Task. Write out the material below again, unchanged.

Dataset entries.

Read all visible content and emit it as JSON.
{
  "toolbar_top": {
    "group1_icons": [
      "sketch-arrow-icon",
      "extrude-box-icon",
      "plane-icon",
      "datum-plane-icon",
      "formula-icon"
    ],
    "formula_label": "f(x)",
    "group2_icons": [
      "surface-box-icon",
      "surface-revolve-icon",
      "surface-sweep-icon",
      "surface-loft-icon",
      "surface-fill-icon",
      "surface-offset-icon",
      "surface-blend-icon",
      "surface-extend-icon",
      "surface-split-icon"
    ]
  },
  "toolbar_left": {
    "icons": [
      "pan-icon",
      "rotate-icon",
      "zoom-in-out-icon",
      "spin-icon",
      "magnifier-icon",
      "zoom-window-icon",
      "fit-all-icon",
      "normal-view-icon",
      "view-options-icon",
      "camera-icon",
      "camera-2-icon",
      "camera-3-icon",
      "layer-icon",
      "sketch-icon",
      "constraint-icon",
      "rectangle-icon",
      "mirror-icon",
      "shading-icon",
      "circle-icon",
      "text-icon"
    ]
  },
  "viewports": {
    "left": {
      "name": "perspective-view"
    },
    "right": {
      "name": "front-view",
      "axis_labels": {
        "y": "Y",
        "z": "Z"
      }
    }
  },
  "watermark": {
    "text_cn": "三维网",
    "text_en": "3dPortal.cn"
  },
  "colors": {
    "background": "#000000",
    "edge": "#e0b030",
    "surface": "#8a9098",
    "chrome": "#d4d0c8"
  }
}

Output for this task.
Read all visible content and emit it as JSON.
{
  "toolbar_top": {
    "group1_icons": [
      "sketch-arrow-icon",
      "extrude-box-icon",
      "plane-icon",
      "datum-plane-icon",
      "formula-icon"
    ],
    "formula_label": "f(x)",
    "group2_icons": [
      "surface-box-icon",
      "surface-revolve-icon",
      "surface-sweep-icon",
      "surface-loft-icon",
      "surface-fill-icon",
      "surface-offset-icon",
      "surface-blend-icon",
      "surface-extend-icon",
      "surface-split-icon"
    ]
  },
  "toolbar_left": {
    "icons": [
      "pan-icon",
      "rotate-icon",
      "zoom-in-out-icon",
      "spin-icon",
      "magnifier-icon",
      "zoom-window-icon",
      "fit-all-icon",
      "normal-view-icon",
      "view-options-icon",
      "camera-icon",
      "camera-2-icon",
      "camera-3-icon",
      "layer-icon",
      "sketch-icon",
      "constraint-icon",
      "rectangle-icon",
      "mirror-icon",
      "shading-icon",
      "circle-icon",
      "text-icon"
    ]
  },
  "viewports": {
    "left": {
      "name": "perspective-view"
    },
    "right": {
      "name": "front-view",
      "axis_labels": {
        "y": "Y",
        "z": "Z"
      }
    }
  },
  "watermark": {
    "text_cn": "三维网",
    "text_en": "3dPortal.cn"
  },
  "colors": {
    "background": "#000000",
    "edge": "#e0b030",
    "surface": "#8a9098",
    "chrome": "#d4d0c8"
  }
}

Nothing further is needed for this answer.